» **Problem to work on**: Write out the data below in full, unchanged, minus the images.

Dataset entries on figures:
»»
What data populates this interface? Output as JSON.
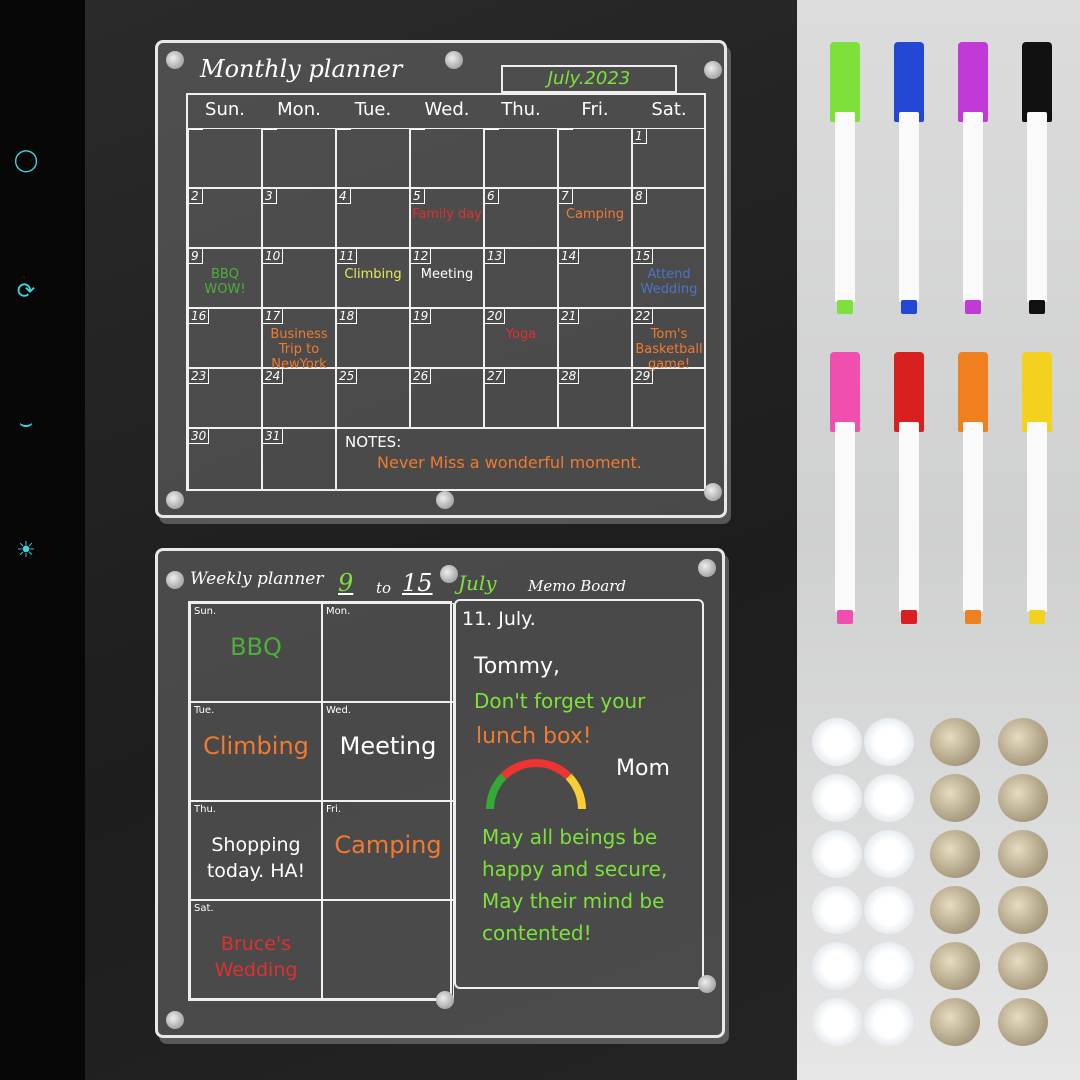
{
  "sidebar": {
    "icons": [
      "circle-dot-icon",
      "sync-icon",
      "node-curve-icon",
      "sun-icon"
    ],
    "accent": "#3fd6e0"
  },
  "monthly": {
    "title": "Monthly planner",
    "month": "July.2023",
    "weekdays": [
      "Sun.",
      "Mon.",
      "Tue.",
      "Wed.",
      "Thu.",
      "Fri.",
      "Sat."
    ],
    "days": [
      {
        "d": "",
        "n": ""
      },
      {
        "d": "",
        "n": ""
      },
      {
        "d": "",
        "n": ""
      },
      {
        "d": "",
        "n": ""
      },
      {
        "d": "",
        "n": ""
      },
      {
        "d": "",
        "n": ""
      },
      {
        "d": "1",
        "n": ""
      },
      {
        "d": "2",
        "n": ""
      },
      {
        "d": "3",
        "n": ""
      },
      {
        "d": "4",
        "n": ""
      },
      {
        "d": "5",
        "n": "Family day",
        "c": "#e03030"
      },
      {
        "d": "6",
        "n": ""
      },
      {
        "d": "7",
        "n": "Camping",
        "c": "#f07a30"
      },
      {
        "d": "8",
        "n": ""
      },
      {
        "d": "9",
        "n": "BBQ WOW!",
        "c": "#4caf3a"
      },
      {
        "d": "10",
        "n": ""
      },
      {
        "d": "11",
        "n": "Climbing",
        "c": "#e8e85a"
      },
      {
        "d": "12",
        "n": "Meeting",
        "c": "#ffffff"
      },
      {
        "d": "13",
        "n": ""
      },
      {
        "d": "14",
        "n": ""
      },
      {
        "d": "15",
        "n": "Attend Wedding",
        "c": "#4f72c8"
      },
      {
        "d": "16",
        "n": ""
      },
      {
        "d": "17",
        "n": "Business Trip to NewYork",
        "c": "#f07a30"
      },
      {
        "d": "18",
        "n": ""
      },
      {
        "d": "19",
        "n": ""
      },
      {
        "d": "20",
        "n": "Yoga",
        "c": "#e03030"
      },
      {
        "d": "21",
        "n": ""
      },
      {
        "d": "22",
        "n": "Tom's Basketball game!",
        "c": "#f07a30"
      },
      {
        "d": "23",
        "n": ""
      },
      {
        "d": "24",
        "n": ""
      },
      {
        "d": "25",
        "n": ""
      },
      {
        "d": "26",
        "n": ""
      },
      {
        "d": "27",
        "n": ""
      },
      {
        "d": "28",
        "n": ""
      },
      {
        "d": "29",
        "n": ""
      },
      {
        "d": "30",
        "n": ""
      },
      {
        "d": "31",
        "n": ""
      }
    ],
    "notes_label": "NOTES:",
    "notes_text": "Never Miss a wonderful moment."
  },
  "weekly": {
    "title": "Weekly planner",
    "from": "9",
    "to_word": "to",
    "to": "15",
    "month": "July",
    "memo_title": "Memo Board",
    "cells": [
      {
        "label": "Sun.",
        "note": "BBQ",
        "c": "#4caf3a"
      },
      {
        "label": "Mon.",
        "note": ""
      },
      {
        "label": "Tue.",
        "note": "Climbing",
        "c": "#f07a30"
      },
      {
        "label": "Wed.",
        "note": "Meeting",
        "c": "#ffffff"
      },
      {
        "label": "Thu.",
        "note": "Shopping today. HA!",
        "c": "#ffffff"
      },
      {
        "label": "Fri.",
        "note": "Camping",
        "c": "#f07a30"
      },
      {
        "label": "Sat.",
        "note": "Bruce's Wedding",
        "c": "#e03030"
      },
      {
        "label": "",
        "note": ""
      }
    ],
    "memo": {
      "date": "11. July.",
      "l1": "Tommy,",
      "l2": "Don't forget your",
      "l3": "lunch box!",
      "l4": "Mom",
      "l5": "May all beings be happy and secure, May their mind be contented!"
    }
  },
  "markers": [
    "#7ee03a",
    "#2447d6",
    "#c13ad8",
    "#111111",
    "#f04fb0",
    "#d82020",
    "#f0801e",
    "#f2d21e"
  ]
}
««
» **Complete answer**:
What data populates this interface? Output as JSON.
{
  "sidebar": {
    "icons": [
      "circle-dot-icon",
      "sync-icon",
      "node-curve-icon",
      "sun-icon"
    ],
    "accent": "#3fd6e0"
  },
  "monthly": {
    "title": "Monthly planner",
    "month": "July.2023",
    "weekdays": [
      "Sun.",
      "Mon.",
      "Tue.",
      "Wed.",
      "Thu.",
      "Fri.",
      "Sat."
    ],
    "days": [
      {
        "d": "",
        "n": ""
      },
      {
        "d": "",
        "n": ""
      },
      {
        "d": "",
        "n": ""
      },
      {
        "d": "",
        "n": ""
      },
      {
        "d": "",
        "n": ""
      },
      {
        "d": "",
        "n": ""
      },
      {
        "d": "1",
        "n": ""
      },
      {
        "d": "2",
        "n": ""
      },
      {
        "d": "3",
        "n": ""
      },
      {
        "d": "4",
        "n": ""
      },
      {
        "d": "5",
        "n": "Family day",
        "c": "#e03030"
      },
      {
        "d": "6",
        "n": ""
      },
      {
        "d": "7",
        "n": "Camping",
        "c": "#f07a30"
      },
      {
        "d": "8",
        "n": ""
      },
      {
        "d": "9",
        "n": "BBQ WOW!",
        "c": "#4caf3a"
      },
      {
        "d": "10",
        "n": ""
      },
      {
        "d": "11",
        "n": "Climbing",
        "c": "#e8e85a"
      },
      {
        "d": "12",
        "n": "Meeting",
        "c": "#ffffff"
      },
      {
        "d": "13",
        "n": ""
      },
      {
        "d": "14",
        "n": ""
      },
      {
        "d": "15",
        "n": "Attend Wedding",
        "c": "#4f72c8"
      },
      {
        "d": "16",
        "n": ""
      },
      {
        "d": "17",
        "n": "Business Trip to NewYork",
        "c": "#f07a30"
      },
      {
        "d": "18",
        "n": ""
      },
      {
        "d": "19",
        "n": ""
      },
      {
        "d": "20",
        "n": "Yoga",
        "c": "#e03030"
      },
      {
        "d": "21",
        "n": ""
      },
      {
        "d": "22",
        "n": "Tom's Basketball game!",
        "c": "#f07a30"
      },
      {
        "d": "23",
        "n": ""
      },
      {
        "d": "24",
        "n": ""
      },
      {
        "d": "25",
        "n": ""
      },
      {
        "d": "26",
        "n": ""
      },
      {
        "d": "27",
        "n": ""
      },
      {
        "d": "28",
        "n": ""
      },
      {
        "d": "29",
        "n": ""
      },
      {
        "d": "30",
        "n": ""
      },
      {
        "d": "31",
        "n": ""
      }
    ],
    "notes_label": "NOTES:",
    "notes_text": "Never Miss a wonderful moment."
  },
  "weekly": {
    "title": "Weekly planner",
    "from": "9",
    "to_word": "to",
    "to": "15",
    "month": "July",
    "memo_title": "Memo Board",
    "cells": [
      {
        "label": "Sun.",
        "note": "BBQ",
        "c": "#4caf3a"
      },
      {
        "label": "Mon.",
        "note": ""
      },
      {
        "label": "Tue.",
        "note": "Climbing",
        "c": "#f07a30"
      },
      {
        "label": "Wed.",
        "note": "Meeting",
        "c": "#ffffff"
      },
      {
        "label": "Thu.",
        "note": "Shopping today. HA!",
        "c": "#ffffff"
      },
      {
        "label": "Fri.",
        "note": "Camping",
        "c": "#f07a30"
      },
      {
        "label": "Sat.",
        "note": "Bruce's Wedding",
        "c": "#e03030"
      },
      {
        "label": "",
        "note": ""
      }
    ],
    "memo": {
      "date": "11. July.",
      "l1": "Tommy,",
      "l2": "Don't forget your",
      "l3": "lunch box!",
      "l4": "Mom",
      "l5": "May all beings be happy and secure, May their mind be contented!"
    }
  },
  "markers": [
    "#7ee03a",
    "#2447d6",
    "#c13ad8",
    "#111111",
    "#f04fb0",
    "#d82020",
    "#f0801e",
    "#f2d21e"
  ]
}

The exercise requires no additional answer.